Exercise details> Tally up the lines carrying the string "title" and respond with only the resulting number.
### Material for this task
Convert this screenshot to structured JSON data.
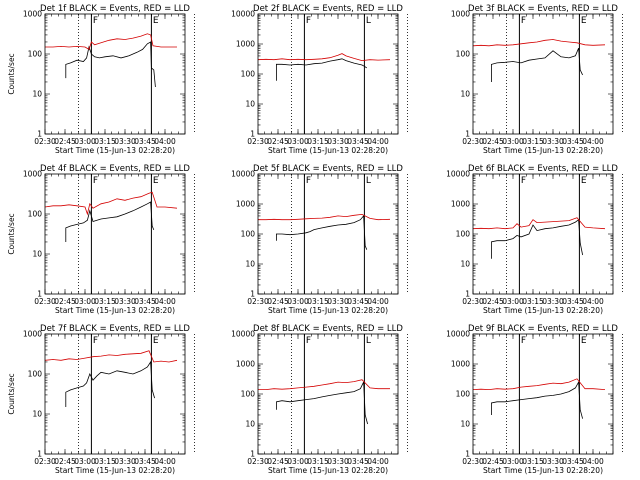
{
  "colors": {
    "events": "#000000",
    "lld": "#d40000"
  },
  "chart_data": [
    {
      "type": "line",
      "title": "Det 1f BLACK = Events, RED = LLD",
      "xlabel": "Start Time (15-Jun-13 02:28:20)",
      "ylabel": "Counts/sec",
      "y_log": true,
      "ylim": [
        1,
        1000
      ],
      "ytick_labels": [
        "1",
        "10",
        "100",
        "1000"
      ],
      "xtick_labels": [
        "02:30",
        "02:45",
        "03:00",
        "03:15",
        "03:30",
        "03:45",
        "04:00"
      ],
      "dotted_lines_hours": [
        2.92,
        4.37
      ],
      "flag_lines": [
        {
          "t": 3.08,
          "letter": "F"
        },
        {
          "t": 3.83,
          "letter": "E"
        }
      ],
      "series": [
        {
          "name": "Events",
          "x": [
            2.76,
            2.76,
            2.82,
            2.9,
            2.98,
            3.02,
            3.05,
            3.08,
            3.12,
            3.18,
            3.25,
            3.35,
            3.45,
            3.55,
            3.65,
            3.72,
            3.78,
            3.82,
            3.83,
            3.86,
            3.88
          ],
          "y": [
            25,
            55,
            60,
            70,
            65,
            80,
            150,
            100,
            85,
            80,
            85,
            90,
            80,
            90,
            110,
            130,
            180,
            200,
            45,
            40,
            15
          ]
        },
        {
          "name": "LLD",
          "x": [
            2.5,
            2.6,
            2.7,
            2.8,
            2.9,
            3.0,
            3.05,
            3.08,
            3.12,
            3.2,
            3.3,
            3.4,
            3.5,
            3.6,
            3.7,
            3.78,
            3.82,
            3.85,
            3.95,
            4.05,
            4.15
          ],
          "y": [
            150,
            150,
            155,
            150,
            155,
            150,
            130,
            200,
            170,
            190,
            220,
            240,
            230,
            250,
            280,
            320,
            300,
            160,
            150,
            150,
            150
          ]
        }
      ]
    },
    {
      "type": "line",
      "title": "Det 2f BLACK = Events, RED = LLD",
      "xlabel": "Start Time (15-Jun-13 02:28:20)",
      "ylabel": "",
      "y_log": true,
      "ylim": [
        1,
        10000
      ],
      "ytick_labels": [
        "1",
        "10",
        "100",
        "1000",
        "10000"
      ],
      "xtick_labels": [
        "02:30",
        "02:45",
        "03:00",
        "03:15",
        "03:30",
        "03:45",
        "04:00"
      ],
      "dotted_lines_hours": [
        2.92,
        4.37
      ],
      "flag_lines": [
        {
          "t": 3.08,
          "letter": "F"
        },
        {
          "t": 3.83,
          "letter": "L"
        }
      ],
      "series": [
        {
          "name": "Events",
          "x": [
            2.73,
            2.73,
            2.8,
            2.9,
            3.0,
            3.1,
            3.2,
            3.3,
            3.4,
            3.5,
            3.55,
            3.6,
            3.7,
            3.8,
            3.83,
            3.86
          ],
          "y": [
            60,
            210,
            210,
            200,
            210,
            200,
            220,
            230,
            270,
            300,
            320,
            280,
            230,
            200,
            180,
            160
          ]
        },
        {
          "name": "LLD",
          "x": [
            2.5,
            2.6,
            2.7,
            2.8,
            2.9,
            3.0,
            3.1,
            3.2,
            3.3,
            3.4,
            3.5,
            3.55,
            3.6,
            3.7,
            3.8,
            3.9,
            4.0,
            4.15
          ],
          "y": [
            300,
            310,
            300,
            320,
            300,
            310,
            300,
            310,
            320,
            350,
            420,
            480,
            400,
            330,
            280,
            300,
            290,
            300
          ]
        }
      ]
    },
    {
      "type": "line",
      "title": "Det 3f BLACK = Events, RED = LLD",
      "xlabel": "Start Time (15-Jun-13 02:28:20)",
      "ylabel": "",
      "y_log": true,
      "ylim": [
        1,
        1000
      ],
      "ytick_labels": [
        "1",
        "10",
        "100",
        "1000"
      ],
      "xtick_labels": [
        "02:30",
        "02:45",
        "03:00",
        "03:15",
        "03:30",
        "03:45",
        "04:00"
      ],
      "dotted_lines_hours": [
        2.92,
        4.37
      ],
      "flag_lines": [
        {
          "t": 3.08,
          "letter": "F"
        },
        {
          "t": 3.83,
          "letter": "E"
        }
      ],
      "series": [
        {
          "name": "Events",
          "x": [
            2.73,
            2.73,
            2.8,
            2.9,
            3.0,
            3.1,
            3.2,
            3.3,
            3.4,
            3.5,
            3.6,
            3.7,
            3.78,
            3.82,
            3.84,
            3.87
          ],
          "y": [
            20,
            55,
            60,
            62,
            65,
            60,
            70,
            75,
            80,
            120,
            85,
            80,
            90,
            140,
            40,
            30
          ]
        },
        {
          "name": "LLD",
          "x": [
            2.5,
            2.6,
            2.7,
            2.8,
            2.9,
            3.0,
            3.1,
            3.2,
            3.3,
            3.4,
            3.5,
            3.6,
            3.7,
            3.8,
            3.9,
            4.0,
            4.15
          ],
          "y": [
            160,
            165,
            160,
            170,
            165,
            170,
            180,
            190,
            200,
            220,
            230,
            210,
            200,
            190,
            170,
            165,
            170
          ]
        }
      ]
    },
    {
      "type": "line",
      "title": "Det 4f BLACK = Events, RED = LLD",
      "xlabel": "Start Time (15-Jun-13 02:28:20)",
      "ylabel": "Counts/sec",
      "y_log": true,
      "ylim": [
        1,
        1000
      ],
      "ytick_labels": [
        "1",
        "10",
        "100",
        "1000"
      ],
      "xtick_labels": [
        "02:30",
        "02:45",
        "03:00",
        "03:15",
        "03:30",
        "03:45",
        "04:00"
      ],
      "dotted_lines_hours": [
        2.92,
        4.37
      ],
      "flag_lines": [
        {
          "t": 3.08,
          "letter": "F"
        },
        {
          "t": 3.83,
          "letter": "E"
        }
      ],
      "series": [
        {
          "name": "Events",
          "x": [
            2.76,
            2.76,
            2.82,
            2.9,
            2.98,
            3.03,
            3.06,
            3.1,
            3.15,
            3.2,
            3.3,
            3.4,
            3.5,
            3.6,
            3.7,
            3.78,
            3.82,
            3.84,
            3.86
          ],
          "y": [
            20,
            45,
            50,
            55,
            60,
            70,
            120,
            65,
            70,
            75,
            80,
            85,
            100,
            120,
            150,
            180,
            200,
            50,
            40
          ]
        },
        {
          "name": "LLD",
          "x": [
            2.5,
            2.6,
            2.7,
            2.8,
            2.9,
            3.0,
            3.03,
            3.06,
            3.1,
            3.2,
            3.3,
            3.4,
            3.5,
            3.6,
            3.7,
            3.8,
            3.84,
            3.9,
            4.0,
            4.15
          ],
          "y": [
            150,
            160,
            160,
            170,
            160,
            150,
            100,
            180,
            140,
            180,
            200,
            240,
            220,
            250,
            270,
            330,
            350,
            150,
            150,
            140
          ]
        }
      ]
    },
    {
      "type": "line",
      "title": "Det 5f BLACK = Events, RED = LLD",
      "xlabel": "Start Time (15-Jun-13 02:28:20)",
      "ylabel": "",
      "y_log": true,
      "ylim": [
        1,
        10000
      ],
      "ytick_labels": [
        "1",
        "10",
        "100",
        "1000",
        "10000"
      ],
      "xtick_labels": [
        "02:30",
        "02:45",
        "03:00",
        "03:15",
        "03:30",
        "03:45",
        "04:00"
      ],
      "dotted_lines_hours": [
        2.92,
        4.37
      ],
      "flag_lines": [
        {
          "t": 3.08,
          "letter": "F"
        },
        {
          "t": 3.83,
          "letter": "L"
        }
      ],
      "series": [
        {
          "name": "Events",
          "x": [
            2.73,
            2.73,
            2.8,
            2.9,
            3.0,
            3.1,
            3.15,
            3.2,
            3.3,
            3.4,
            3.5,
            3.6,
            3.7,
            3.78,
            3.82,
            3.84,
            3.86
          ],
          "y": [
            60,
            100,
            100,
            95,
            100,
            110,
            120,
            140,
            160,
            180,
            200,
            210,
            240,
            300,
            400,
            40,
            30
          ]
        },
        {
          "name": "LLD",
          "x": [
            2.5,
            2.6,
            2.7,
            2.8,
            2.9,
            3.0,
            3.1,
            3.2,
            3.3,
            3.4,
            3.5,
            3.6,
            3.7,
            3.8,
            3.9,
            4.0,
            4.15
          ],
          "y": [
            300,
            300,
            310,
            300,
            300,
            310,
            320,
            330,
            340,
            360,
            400,
            380,
            420,
            450,
            330,
            300,
            310
          ]
        }
      ]
    },
    {
      "type": "line",
      "title": "Det 6f BLACK = Events, RED = LLD",
      "xlabel": "Start Time (15-Jun-13 02:28:20)",
      "ylabel": "",
      "y_log": true,
      "ylim": [
        1,
        10000
      ],
      "ytick_labels": [
        "1",
        "10",
        "100",
        "1000",
        "10000"
      ],
      "xtick_labels": [
        "02:30",
        "02:45",
        "03:00",
        "03:15",
        "03:30",
        "03:45",
        "04:00"
      ],
      "dotted_lines_hours": [
        2.92,
        4.37
      ],
      "flag_lines": [
        {
          "t": 3.08,
          "letter": "F"
        },
        {
          "t": 3.83,
          "letter": "E"
        }
      ],
      "series": [
        {
          "name": "Events",
          "x": [
            2.73,
            2.73,
            2.8,
            2.9,
            3.0,
            3.05,
            3.1,
            3.2,
            3.25,
            3.3,
            3.4,
            3.5,
            3.6,
            3.7,
            3.78,
            3.82,
            3.84,
            3.87
          ],
          "y": [
            15,
            55,
            60,
            60,
            70,
            90,
            80,
            100,
            200,
            130,
            150,
            160,
            180,
            200,
            250,
            300,
            50,
            20
          ]
        },
        {
          "name": "LLD",
          "x": [
            2.5,
            2.6,
            2.7,
            2.8,
            2.9,
            3.0,
            3.05,
            3.1,
            3.2,
            3.25,
            3.3,
            3.4,
            3.5,
            3.6,
            3.7,
            3.8,
            3.9,
            4.0,
            4.15
          ],
          "y": [
            150,
            155,
            150,
            160,
            150,
            160,
            220,
            170,
            190,
            300,
            240,
            250,
            260,
            270,
            280,
            350,
            170,
            160,
            150
          ]
        }
      ]
    },
    {
      "type": "line",
      "title": "Det 7f BLACK = Events, RED = LLD",
      "xlabel": "Start Time (15-Jun-13 02:28:20)",
      "ylabel": "Counts/sec",
      "y_log": true,
      "ylim": [
        1,
        1000
      ],
      "ytick_labels": [
        "1",
        "10",
        "100",
        "1000"
      ],
      "xtick_labels": [
        "02:30",
        "02:45",
        "03:00",
        "03:15",
        "03:30",
        "03:45",
        "04:00"
      ],
      "dotted_lines_hours": [
        2.92,
        4.37
      ],
      "flag_lines": [
        {
          "t": 3.08,
          "letter": "F"
        },
        {
          "t": 3.83,
          "letter": "E"
        }
      ],
      "series": [
        {
          "name": "Events",
          "x": [
            2.76,
            2.76,
            2.82,
            2.9,
            2.98,
            3.02,
            3.06,
            3.1,
            3.15,
            3.2,
            3.3,
            3.4,
            3.5,
            3.6,
            3.7,
            3.78,
            3.82,
            3.84,
            3.87
          ],
          "y": [
            15,
            35,
            40,
            45,
            50,
            60,
            100,
            70,
            90,
            110,
            100,
            120,
            110,
            100,
            120,
            150,
            200,
            40,
            25
          ]
        },
        {
          "name": "LLD",
          "x": [
            2.5,
            2.6,
            2.7,
            2.8,
            2.9,
            3.0,
            3.1,
            3.2,
            3.3,
            3.4,
            3.5,
            3.6,
            3.7,
            3.8,
            3.86,
            3.95,
            4.05,
            4.15
          ],
          "y": [
            220,
            230,
            220,
            240,
            230,
            250,
            270,
            280,
            300,
            290,
            310,
            320,
            330,
            380,
            200,
            210,
            200,
            220
          ]
        }
      ]
    },
    {
      "type": "line",
      "title": "Det 8f BLACK = Events, RED = LLD",
      "xlabel": "Start Time (15-Jun-13 02:28:20)",
      "ylabel": "",
      "y_log": true,
      "ylim": [
        1,
        10000
      ],
      "ytick_labels": [
        "1",
        "10",
        "100",
        "1000",
        "10000"
      ],
      "xtick_labels": [
        "02:30",
        "02:45",
        "03:00",
        "03:15",
        "03:30",
        "03:45",
        "04:00"
      ],
      "dotted_lines_hours": [
        2.92,
        4.37
      ],
      "flag_lines": [
        {
          "t": 3.08,
          "letter": "F"
        },
        {
          "t": 3.83,
          "letter": "L"
        }
      ],
      "series": [
        {
          "name": "Events",
          "x": [
            2.73,
            2.73,
            2.8,
            2.9,
            3.0,
            3.1,
            3.2,
            3.3,
            3.4,
            3.5,
            3.6,
            3.7,
            3.78,
            3.82,
            3.84,
            3.87
          ],
          "y": [
            30,
            55,
            60,
            55,
            60,
            65,
            70,
            80,
            90,
            100,
            110,
            120,
            150,
            250,
            20,
            10
          ]
        },
        {
          "name": "LLD",
          "x": [
            2.5,
            2.6,
            2.7,
            2.8,
            2.9,
            3.0,
            3.1,
            3.2,
            3.3,
            3.4,
            3.5,
            3.6,
            3.7,
            3.8,
            3.9,
            4.0,
            4.15
          ],
          "y": [
            140,
            140,
            150,
            145,
            150,
            160,
            170,
            180,
            200,
            220,
            250,
            240,
            260,
            300,
            160,
            150,
            150
          ]
        }
      ]
    },
    {
      "type": "line",
      "title": "Det 9f BLACK = Events, RED = LLD",
      "xlabel": "Start Time (15-Jun-13 02:28:20)",
      "ylabel": "",
      "y_log": true,
      "ylim": [
        1,
        10000
      ],
      "ytick_labels": [
        "1",
        "10",
        "100",
        "1000",
        "10000"
      ],
      "xtick_labels": [
        "02:30",
        "02:45",
        "03:00",
        "03:15",
        "03:30",
        "03:45",
        "04:00"
      ],
      "dotted_lines_hours": [
        2.92,
        4.37
      ],
      "flag_lines": [
        {
          "t": 3.08,
          "letter": "F"
        },
        {
          "t": 3.83,
          "letter": "E"
        }
      ],
      "series": [
        {
          "name": "Events",
          "x": [
            2.73,
            2.73,
            2.8,
            2.9,
            3.0,
            3.1,
            3.2,
            3.3,
            3.4,
            3.5,
            3.6,
            3.7,
            3.78,
            3.82,
            3.84,
            3.87
          ],
          "y": [
            20,
            50,
            55,
            55,
            60,
            65,
            70,
            75,
            85,
            90,
            100,
            120,
            160,
            250,
            30,
            15
          ]
        },
        {
          "name": "LLD",
          "x": [
            2.5,
            2.6,
            2.7,
            2.8,
            2.9,
            3.0,
            3.1,
            3.2,
            3.3,
            3.4,
            3.5,
            3.6,
            3.7,
            3.8,
            3.9,
            4.0,
            4.15
          ],
          "y": [
            140,
            145,
            140,
            150,
            145,
            150,
            170,
            180,
            190,
            210,
            230,
            220,
            250,
            320,
            150,
            150,
            140
          ]
        }
      ]
    }
  ]
}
######
Output> 9